··· DATASET CONTENT

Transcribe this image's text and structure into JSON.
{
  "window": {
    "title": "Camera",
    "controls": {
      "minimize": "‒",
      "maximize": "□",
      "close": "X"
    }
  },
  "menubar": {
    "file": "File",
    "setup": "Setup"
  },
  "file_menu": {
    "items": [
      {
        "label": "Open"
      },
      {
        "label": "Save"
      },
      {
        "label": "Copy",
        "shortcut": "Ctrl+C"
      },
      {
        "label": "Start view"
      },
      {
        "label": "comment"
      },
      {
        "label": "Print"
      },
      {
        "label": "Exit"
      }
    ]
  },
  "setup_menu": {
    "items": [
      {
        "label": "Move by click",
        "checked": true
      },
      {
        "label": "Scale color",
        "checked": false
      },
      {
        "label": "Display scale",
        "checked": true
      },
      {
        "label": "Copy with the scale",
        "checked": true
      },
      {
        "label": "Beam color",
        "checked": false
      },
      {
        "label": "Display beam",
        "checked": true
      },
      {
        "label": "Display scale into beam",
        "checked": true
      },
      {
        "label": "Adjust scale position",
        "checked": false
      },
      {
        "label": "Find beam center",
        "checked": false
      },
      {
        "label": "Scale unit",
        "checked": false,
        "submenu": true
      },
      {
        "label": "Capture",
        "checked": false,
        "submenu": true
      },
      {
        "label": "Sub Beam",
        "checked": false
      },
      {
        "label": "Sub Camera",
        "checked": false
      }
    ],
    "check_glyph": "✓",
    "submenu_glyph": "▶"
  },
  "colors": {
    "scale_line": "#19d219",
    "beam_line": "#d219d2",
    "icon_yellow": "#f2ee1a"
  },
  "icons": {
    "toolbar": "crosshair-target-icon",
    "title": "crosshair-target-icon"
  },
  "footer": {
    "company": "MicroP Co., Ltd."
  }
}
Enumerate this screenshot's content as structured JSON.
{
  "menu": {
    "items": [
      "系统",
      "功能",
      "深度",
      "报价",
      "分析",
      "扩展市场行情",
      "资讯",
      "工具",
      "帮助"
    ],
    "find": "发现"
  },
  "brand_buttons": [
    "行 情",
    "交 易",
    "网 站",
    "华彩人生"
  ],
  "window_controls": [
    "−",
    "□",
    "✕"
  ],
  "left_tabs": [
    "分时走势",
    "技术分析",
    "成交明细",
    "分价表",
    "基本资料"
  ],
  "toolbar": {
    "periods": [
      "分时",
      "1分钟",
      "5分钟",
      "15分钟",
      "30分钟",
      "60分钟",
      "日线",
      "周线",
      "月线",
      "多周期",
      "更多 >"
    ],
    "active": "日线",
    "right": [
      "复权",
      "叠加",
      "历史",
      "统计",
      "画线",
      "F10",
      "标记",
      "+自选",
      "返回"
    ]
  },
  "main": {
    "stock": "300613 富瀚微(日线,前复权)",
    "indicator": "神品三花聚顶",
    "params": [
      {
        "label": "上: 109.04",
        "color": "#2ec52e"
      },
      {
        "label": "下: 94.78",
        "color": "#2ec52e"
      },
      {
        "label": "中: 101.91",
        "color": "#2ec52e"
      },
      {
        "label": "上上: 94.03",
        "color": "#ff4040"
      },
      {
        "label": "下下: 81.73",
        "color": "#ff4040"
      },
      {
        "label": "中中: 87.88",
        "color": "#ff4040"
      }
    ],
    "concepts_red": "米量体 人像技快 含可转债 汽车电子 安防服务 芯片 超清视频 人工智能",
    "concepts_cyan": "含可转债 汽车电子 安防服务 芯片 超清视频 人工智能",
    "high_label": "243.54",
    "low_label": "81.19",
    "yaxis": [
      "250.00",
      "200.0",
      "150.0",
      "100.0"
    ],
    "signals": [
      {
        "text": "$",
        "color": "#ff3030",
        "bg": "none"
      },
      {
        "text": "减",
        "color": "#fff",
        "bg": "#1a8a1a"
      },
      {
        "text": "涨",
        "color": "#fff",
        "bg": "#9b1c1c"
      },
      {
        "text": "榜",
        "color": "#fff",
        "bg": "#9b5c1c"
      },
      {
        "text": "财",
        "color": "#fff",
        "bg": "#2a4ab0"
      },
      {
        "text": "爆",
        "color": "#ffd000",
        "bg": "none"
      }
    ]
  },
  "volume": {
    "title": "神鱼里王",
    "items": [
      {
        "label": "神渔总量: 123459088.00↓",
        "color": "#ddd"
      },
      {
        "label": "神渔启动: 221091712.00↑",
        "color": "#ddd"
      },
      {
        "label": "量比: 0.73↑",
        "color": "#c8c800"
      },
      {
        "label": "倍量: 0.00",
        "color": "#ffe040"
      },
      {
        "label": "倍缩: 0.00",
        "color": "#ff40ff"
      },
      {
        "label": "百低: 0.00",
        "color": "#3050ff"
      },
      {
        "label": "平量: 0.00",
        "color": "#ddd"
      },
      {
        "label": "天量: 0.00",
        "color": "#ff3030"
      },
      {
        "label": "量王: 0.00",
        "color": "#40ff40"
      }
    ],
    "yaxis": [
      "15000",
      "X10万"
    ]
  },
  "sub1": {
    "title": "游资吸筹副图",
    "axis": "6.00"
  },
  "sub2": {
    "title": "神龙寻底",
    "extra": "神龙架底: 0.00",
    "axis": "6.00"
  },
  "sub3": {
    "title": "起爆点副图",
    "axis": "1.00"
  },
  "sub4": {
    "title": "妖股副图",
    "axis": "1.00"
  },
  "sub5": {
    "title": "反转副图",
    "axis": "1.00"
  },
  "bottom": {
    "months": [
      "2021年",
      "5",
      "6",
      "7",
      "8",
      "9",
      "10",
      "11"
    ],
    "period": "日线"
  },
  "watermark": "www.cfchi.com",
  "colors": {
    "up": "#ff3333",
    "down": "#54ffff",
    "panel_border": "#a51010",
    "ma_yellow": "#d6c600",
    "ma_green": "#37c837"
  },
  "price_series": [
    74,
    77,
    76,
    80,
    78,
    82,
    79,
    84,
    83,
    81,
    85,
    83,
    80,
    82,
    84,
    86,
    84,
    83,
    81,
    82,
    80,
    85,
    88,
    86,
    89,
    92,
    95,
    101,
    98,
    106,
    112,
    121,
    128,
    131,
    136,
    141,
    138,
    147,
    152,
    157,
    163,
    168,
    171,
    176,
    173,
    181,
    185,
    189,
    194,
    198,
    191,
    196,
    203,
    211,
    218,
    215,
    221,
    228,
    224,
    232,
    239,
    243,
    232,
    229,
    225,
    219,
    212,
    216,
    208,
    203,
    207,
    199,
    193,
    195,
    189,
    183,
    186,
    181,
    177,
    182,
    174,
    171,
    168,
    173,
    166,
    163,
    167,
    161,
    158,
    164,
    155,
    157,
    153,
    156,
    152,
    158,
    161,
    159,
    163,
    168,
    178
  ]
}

······

GOAL: Output every record above exactly as it appears.

ANSWER TO THE TASK:
Transcribe this image's text and structure into JSON.
{
  "window": {
    "title": "Camera",
    "controls": {
      "minimize": "‒",
      "maximize": "□",
      "close": "X"
    }
  },
  "menubar": {
    "file": "File",
    "setup": "Setup"
  },
  "file_menu": {
    "items": [
      {
        "label": "Open"
      },
      {
        "label": "Save"
      },
      {
        "label": "Copy",
        "shortcut": "Ctrl+C"
      },
      {
        "label": "Start view"
      },
      {
        "label": "comment"
      },
      {
        "label": "Print"
      },
      {
        "label": "Exit"
      }
    ]
  },
  "setup_menu": {
    "items": [
      {
        "label": "Move by click",
        "checked": true
      },
      {
        "label": "Scale color",
        "checked": false
      },
      {
        "label": "Display scale",
        "checked": true
      },
      {
        "label": "Copy with the scale",
        "checked": true
      },
      {
        "label": "Beam color",
        "checked": false
      },
      {
        "label": "Display beam",
        "checked": true
      },
      {
        "label": "Display scale into beam",
        "checked": true
      },
      {
        "label": "Adjust scale position",
        "checked": false
      },
      {
        "label": "Find beam center",
        "checked": false
      },
      {
        "label": "Scale unit",
        "checked": false,
        "submenu": true
      },
      {
        "label": "Capture",
        "checked": false,
        "submenu": true
      },
      {
        "label": "Sub Beam",
        "checked": false
      },
      {
        "label": "Sub Camera",
        "checked": false
      }
    ],
    "check_glyph": "✓",
    "submenu_glyph": "▶"
  },
  "colors": {
    "scale_line": "#19d219",
    "beam_line": "#d219d2",
    "icon_yellow": "#f2ee1a"
  },
  "icons": {
    "toolbar": "crosshair-target-icon",
    "title": "crosshair-target-icon"
  },
  "footer": {
    "company": "MicroP Co., Ltd."
  }
}
Enumerate this screenshot's content as structured JSON.
{
  "menu": {
    "items": [
      "系统",
      "功能",
      "深度",
      "报价",
      "分析",
      "扩展市场行情",
      "资讯",
      "工具",
      "帮助"
    ],
    "find": "发现"
  },
  "brand_buttons": [
    "行 情",
    "交 易",
    "网 站",
    "华彩人生"
  ],
  "window_controls": [
    "−",
    "□",
    "✕"
  ],
  "left_tabs": [
    "分时走势",
    "技术分析",
    "成交明细",
    "分价表",
    "基本资料"
  ],
  "toolbar": {
    "periods": [
      "分时",
      "1分钟",
      "5分钟",
      "15分钟",
      "30分钟",
      "60分钟",
      "日线",
      "周线",
      "月线",
      "多周期",
      "更多 >"
    ],
    "active": "日线",
    "right": [
      "复权",
      "叠加",
      "历史",
      "统计",
      "画线",
      "F10",
      "标记",
      "+自选",
      "返回"
    ]
  },
  "main": {
    "stock": "300613 富瀚微(日线,前复权)",
    "indicator": "神品三花聚顶",
    "params": [
      {
        "label": "上: 109.04",
        "color": "#2ec52e"
      },
      {
        "label": "下: 94.78",
        "color": "#2ec52e"
      },
      {
        "label": "中: 101.91",
        "color": "#2ec52e"
      },
      {
        "label": "上上: 94.03",
        "color": "#ff4040"
      },
      {
        "label": "下下: 81.73",
        "color": "#ff4040"
      },
      {
        "label": "中中: 87.88",
        "color": "#ff4040"
      }
    ],
    "concepts_red": "米量体 人像技快 含可转债 汽车电子 安防服务 芯片 超清视频 人工智能",
    "concepts_cyan": "含可转债 汽车电子 安防服务 芯片 超清视频 人工智能",
    "high_label": "243.54",
    "low_label": "81.19",
    "yaxis": [
      "250.00",
      "200.0",
      "150.0",
      "100.0"
    ],
    "signals": [
      {
        "text": "$",
        "color": "#ff3030",
        "bg": "none"
      },
      {
        "text": "减",
        "color": "#fff",
        "bg": "#1a8a1a"
      },
      {
        "text": "涨",
        "color": "#fff",
        "bg": "#9b1c1c"
      },
      {
        "text": "榜",
        "color": "#fff",
        "bg": "#9b5c1c"
      },
      {
        "text": "财",
        "color": "#fff",
        "bg": "#2a4ab0"
      },
      {
        "text": "爆",
        "color": "#ffd000",
        "bg": "none"
      }
    ]
  },
  "volume": {
    "title": "神鱼里王",
    "items": [
      {
        "label": "神渔总量: 123459088.00↓",
        "color": "#ddd"
      },
      {
        "label": "神渔启动: 221091712.00↑",
        "color": "#ddd"
      },
      {
        "label": "量比: 0.73↑",
        "color": "#c8c800"
      },
      {
        "label": "倍量: 0.00",
        "color": "#ffe040"
      },
      {
        "label": "倍缩: 0.00",
        "color": "#ff40ff"
      },
      {
        "label": "百低: 0.00",
        "color": "#3050ff"
      },
      {
        "label": "平量: 0.00",
        "color": "#ddd"
      },
      {
        "label": "天量: 0.00",
        "color": "#ff3030"
      },
      {
        "label": "量王: 0.00",
        "color": "#40ff40"
      }
    ],
    "yaxis": [
      "15000",
      "X10万"
    ]
  },
  "sub1": {
    "title": "游资吸筹副图",
    "axis": "6.00"
  },
  "sub2": {
    "title": "神龙寻底",
    "extra": "神龙架底: 0.00",
    "axis": "6.00"
  },
  "sub3": {
    "title": "起爆点副图",
    "axis": "1.00"
  },
  "sub4": {
    "title": "妖股副图",
    "axis": "1.00"
  },
  "sub5": {
    "title": "反转副图",
    "axis": "1.00"
  },
  "bottom": {
    "months": [
      "2021年",
      "5",
      "6",
      "7",
      "8",
      "9",
      "10",
      "11"
    ],
    "period": "日线"
  },
  "watermark": "www.cfchi.com",
  "colors": {
    "up": "#ff3333",
    "down": "#54ffff",
    "panel_border": "#a51010",
    "ma_yellow": "#d6c600",
    "ma_green": "#37c837"
  },
  "price_series": [
    74,
    77,
    76,
    80,
    78,
    82,
    79,
    84,
    83,
    81,
    85,
    83,
    80,
    82,
    84,
    86,
    84,
    83,
    81,
    82,
    80,
    85,
    88,
    86,
    89,
    92,
    95,
    101,
    98,
    106,
    112,
    121,
    128,
    131,
    136,
    141,
    138,
    147,
    152,
    157,
    163,
    168,
    171,
    176,
    173,
    181,
    185,
    189,
    194,
    198,
    191,
    196,
    203,
    211,
    218,
    215,
    221,
    228,
    224,
    232,
    239,
    243,
    232,
    229,
    225,
    219,
    212,
    216,
    208,
    203,
    207,
    199,
    193,
    195,
    189,
    183,
    186,
    181,
    177,
    182,
    174,
    171,
    168,
    173,
    166,
    163,
    167,
    161,
    158,
    164,
    155,
    157,
    153,
    156,
    152,
    158,
    161,
    159,
    163,
    168,
    178
  ]
}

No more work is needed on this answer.